• _DATA SHOWN_
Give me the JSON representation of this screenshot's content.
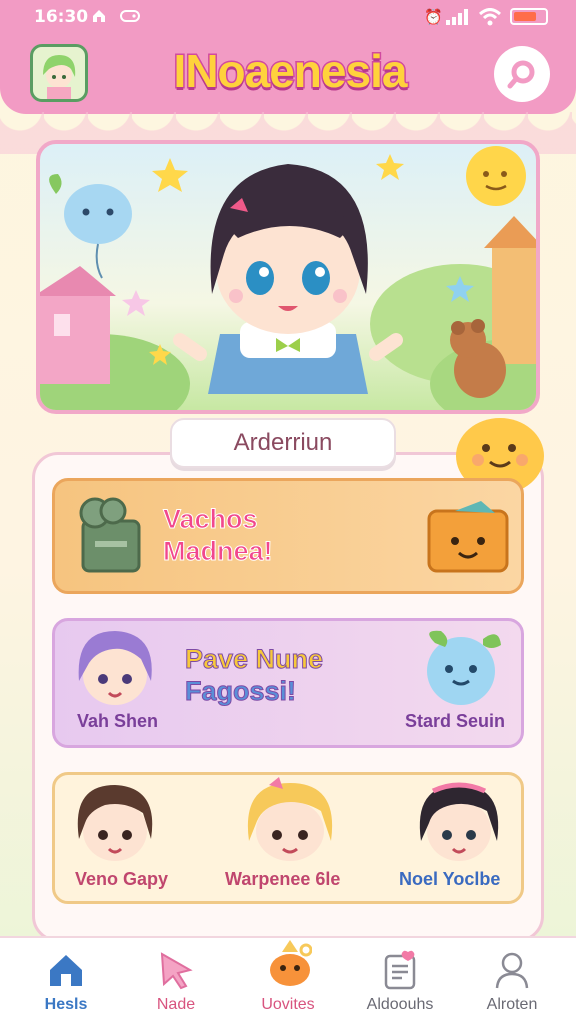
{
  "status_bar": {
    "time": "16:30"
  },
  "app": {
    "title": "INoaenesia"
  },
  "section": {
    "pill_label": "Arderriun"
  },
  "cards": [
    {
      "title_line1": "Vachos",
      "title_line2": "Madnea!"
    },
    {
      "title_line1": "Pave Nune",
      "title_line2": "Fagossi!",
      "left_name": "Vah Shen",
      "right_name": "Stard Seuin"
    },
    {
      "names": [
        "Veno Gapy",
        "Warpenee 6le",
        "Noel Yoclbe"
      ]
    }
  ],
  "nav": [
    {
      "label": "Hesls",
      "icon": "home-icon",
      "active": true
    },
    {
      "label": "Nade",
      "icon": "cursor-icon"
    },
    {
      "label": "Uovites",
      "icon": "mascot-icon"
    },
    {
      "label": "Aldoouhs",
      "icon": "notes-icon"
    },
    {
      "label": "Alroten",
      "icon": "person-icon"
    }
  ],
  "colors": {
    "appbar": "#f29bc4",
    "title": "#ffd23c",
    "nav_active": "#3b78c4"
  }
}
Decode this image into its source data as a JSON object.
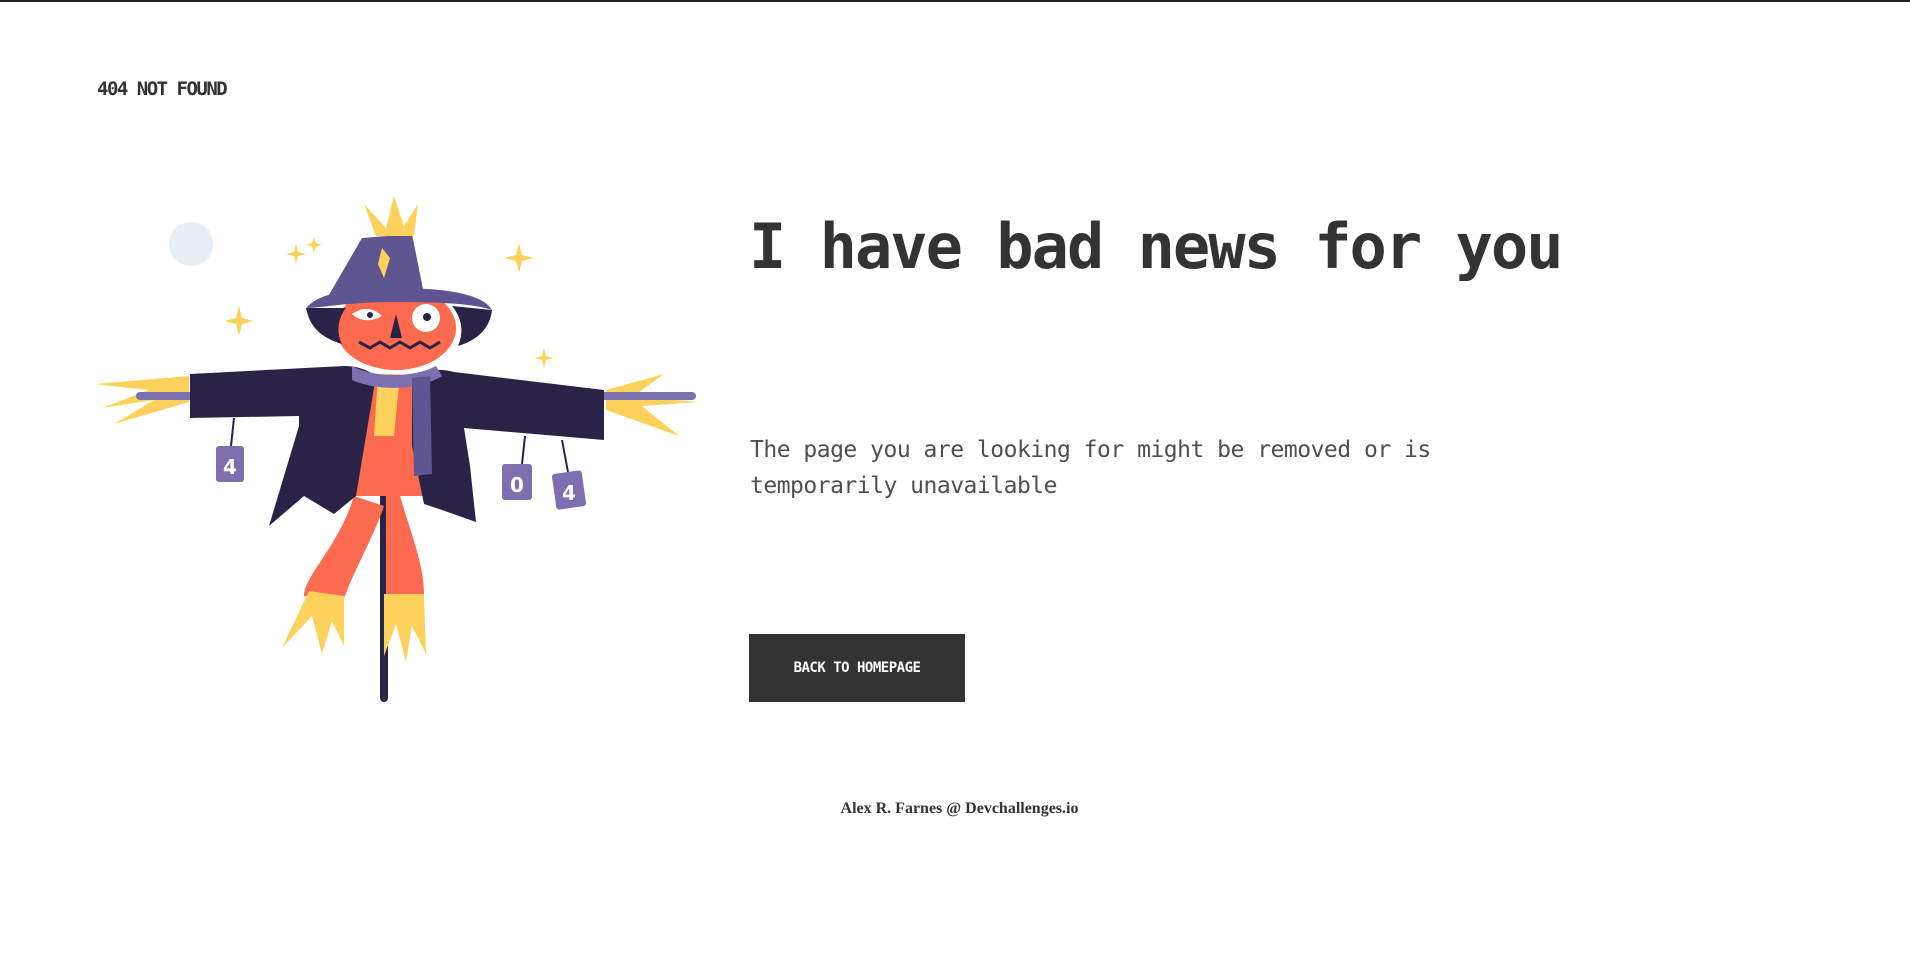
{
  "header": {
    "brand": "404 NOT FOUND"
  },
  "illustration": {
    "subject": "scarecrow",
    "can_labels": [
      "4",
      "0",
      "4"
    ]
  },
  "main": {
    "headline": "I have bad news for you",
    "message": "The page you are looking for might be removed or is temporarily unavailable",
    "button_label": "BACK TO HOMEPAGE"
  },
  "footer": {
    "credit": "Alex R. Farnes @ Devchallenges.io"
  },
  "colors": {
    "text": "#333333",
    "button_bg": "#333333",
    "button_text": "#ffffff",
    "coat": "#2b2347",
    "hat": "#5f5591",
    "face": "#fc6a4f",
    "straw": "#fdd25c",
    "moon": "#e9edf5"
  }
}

• _SHORT TASK_
Write out every line above exactly as it is, leaving out the pictures.

• _RESPONSE TO THE EXERCISE_
Give me the JSON representation of this screenshot's content.
{
  "status_bar": {
    "time": "16:30"
  },
  "app": {
    "title": "INoaenesia"
  },
  "section": {
    "pill_label": "Arderriun"
  },
  "cards": [
    {
      "title_line1": "Vachos",
      "title_line2": "Madnea!"
    },
    {
      "title_line1": "Pave Nune",
      "title_line2": "Fagossi!",
      "left_name": "Vah Shen",
      "right_name": "Stard Seuin"
    },
    {
      "names": [
        "Veno Gapy",
        "Warpenee 6le",
        "Noel Yoclbe"
      ]
    }
  ],
  "nav": [
    {
      "label": "Hesls",
      "icon": "home-icon",
      "active": true
    },
    {
      "label": "Nade",
      "icon": "cursor-icon"
    },
    {
      "label": "Uovites",
      "icon": "mascot-icon"
    },
    {
      "label": "Aldoouhs",
      "icon": "notes-icon"
    },
    {
      "label": "Alroten",
      "icon": "person-icon"
    }
  ],
  "colors": {
    "appbar": "#f29bc4",
    "title": "#ffd23c",
    "nav_active": "#3b78c4"
  }
}
Decode this image into its source data as a JSON object.
{
  "header": {
    "brand": "404 NOT FOUND"
  },
  "illustration": {
    "subject": "scarecrow",
    "can_labels": [
      "4",
      "0",
      "4"
    ]
  },
  "main": {
    "headline": "I have bad news for you",
    "message": "The page you are looking for might be removed or is temporarily unavailable",
    "button_label": "BACK TO HOMEPAGE"
  },
  "footer": {
    "credit": "Alex R. Farnes @ Devchallenges.io"
  },
  "colors": {
    "text": "#333333",
    "button_bg": "#333333",
    "button_text": "#ffffff",
    "coat": "#2b2347",
    "hat": "#5f5591",
    "face": "#fc6a4f",
    "straw": "#fdd25c",
    "moon": "#e9edf5"
  }
}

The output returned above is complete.